# GIVEN REQUEST:
Could you transcribe every record below exactly as written, leaving out any pictures?

(Raw records)

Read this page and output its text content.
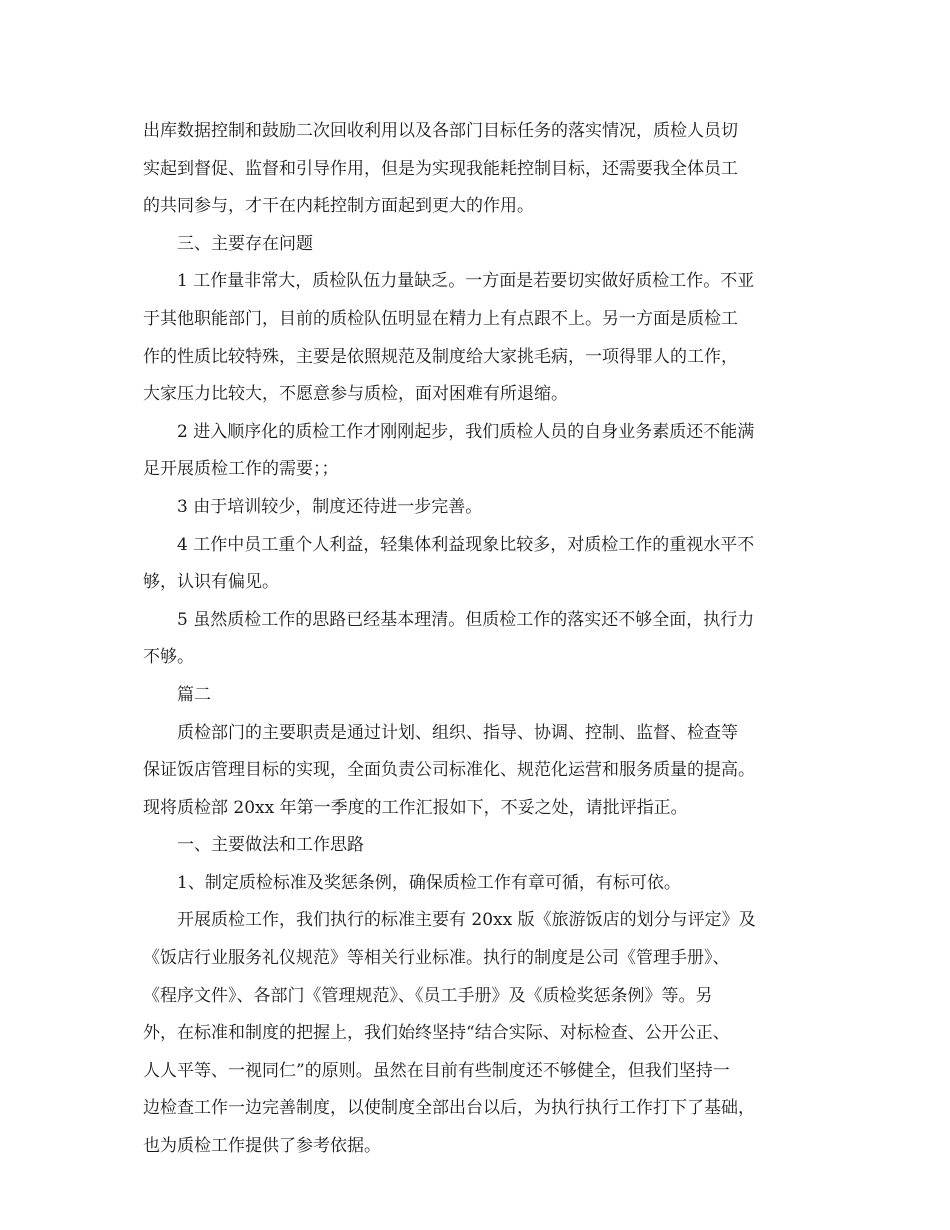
出库数据控制和鼓励二次回收利用以及各部门目标任务的落实情况，质检人员切
实起到督促、监督和引导作用，但是为实现我能耗控制目标，还需要我全体员工
的共同参与，才干在内耗控制方面起到更大的作用。
三、主要存在问题
1 工作量非常大，质检队伍力量缺乏。一方面是若要切实做好质检工作。不亚
于其他职能部门，目前的质检队伍明显在精力上有点跟不上。另一方面是质检工
作的性质比较特殊，主要是依照规范及制度给大家挑毛病，一项得罪人的工作，
大家压力比较大，不愿意参与质检，面对困难有所退缩。
2 进入顺序化的质检工作才刚刚起步，我们质检人员的自身业务素质还不能满
足开展质检工作的需要；；
3 由于培训较少，制度还待进一步完善。
4 工作中员工重个人利益，轻集体利益现象比较多，对质检工作的重视水平不
够，认识有偏见。
5 虽然质检工作的思路已经基本理清。但质检工作的落实还不够全面，执行力
不够。
篇二
质检部门的主要职责是通过计划、组织、指导、协调、控制、监督、检查等
保证饭店管理目标的实现，全面负责公司标准化、规范化运营和服务质量的提高。
现将质检部 20xx 年第一季度的工作汇报如下，不妥之处，请批评指正。
一、主要做法和工作思路
1、制定质检标准及奖惩条例，确保质检工作有章可循，有标可依。
开展质检工作，我们执行的标准主要有 20xx 版《旅游饭店的划分与评定》及
《饭店行业服务礼仪规范》等相关行业标准。执行的制度是公司《管理手册》、
《程序文件》、各部门《管理规范》、《员工手册》及《质检奖惩条例》等。另
外，在标准和制度的把握上，我们始终坚持“结合实际、对标检查、公开公正、
人人平等、一视同仁”的原则。虽然在目前有些制度还不够健全，但我们坚持一
边检查工作一边完善制度，以使制度全部出台以后，为执行执行工作打下了基础，
也为质检工作提供了参考依据。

# TASK OUTPUT:
Read this page and output its text content.
出库数据控制和鼓励二次回收利用以及各部门目标任务的落实情况，质检人员切
实起到督促、监督和引导作用，但是为实现我能耗控制目标，还需要我全体员工
的共同参与，才干在内耗控制方面起到更大的作用。
三、主要存在问题
1 工作量非常大，质检队伍力量缺乏。一方面是若要切实做好质检工作。不亚
于其他职能部门，目前的质检队伍明显在精力上有点跟不上。另一方面是质检工
作的性质比较特殊，主要是依照规范及制度给大家挑毛病，一项得罪人的工作，
大家压力比较大，不愿意参与质检，面对困难有所退缩。
2 进入顺序化的质检工作才刚刚起步，我们质检人员的自身业务素质还不能满
足开展质检工作的需要；；
3 由于培训较少，制度还待进一步完善。
4 工作中员工重个人利益，轻集体利益现象比较多，对质检工作的重视水平不
够，认识有偏见。
5 虽然质检工作的思路已经基本理清。但质检工作的落实还不够全面，执行力
不够。
篇二
质检部门的主要职责是通过计划、组织、指导、协调、控制、监督、检查等
保证饭店管理目标的实现，全面负责公司标准化、规范化运营和服务质量的提高。
现将质检部 20xx 年第一季度的工作汇报如下，不妥之处，请批评指正。
一、主要做法和工作思路
1、制定质检标准及奖惩条例，确保质检工作有章可循，有标可依。
开展质检工作，我们执行的标准主要有 20xx 版《旅游饭店的划分与评定》及
《饭店行业服务礼仪规范》等相关行业标准。执行的制度是公司《管理手册》、
《程序文件》、各部门《管理规范》、《员工手册》及《质检奖惩条例》等。另
外，在标准和制度的把握上，我们始终坚持“结合实际、对标检查、公开公正、
人人平等、一视同仁”的原则。虽然在目前有些制度还不够健全，但我们坚持一
边检查工作一边完善制度，以使制度全部出台以后，为执行执行工作打下了基础，
也为质检工作提供了参考依据。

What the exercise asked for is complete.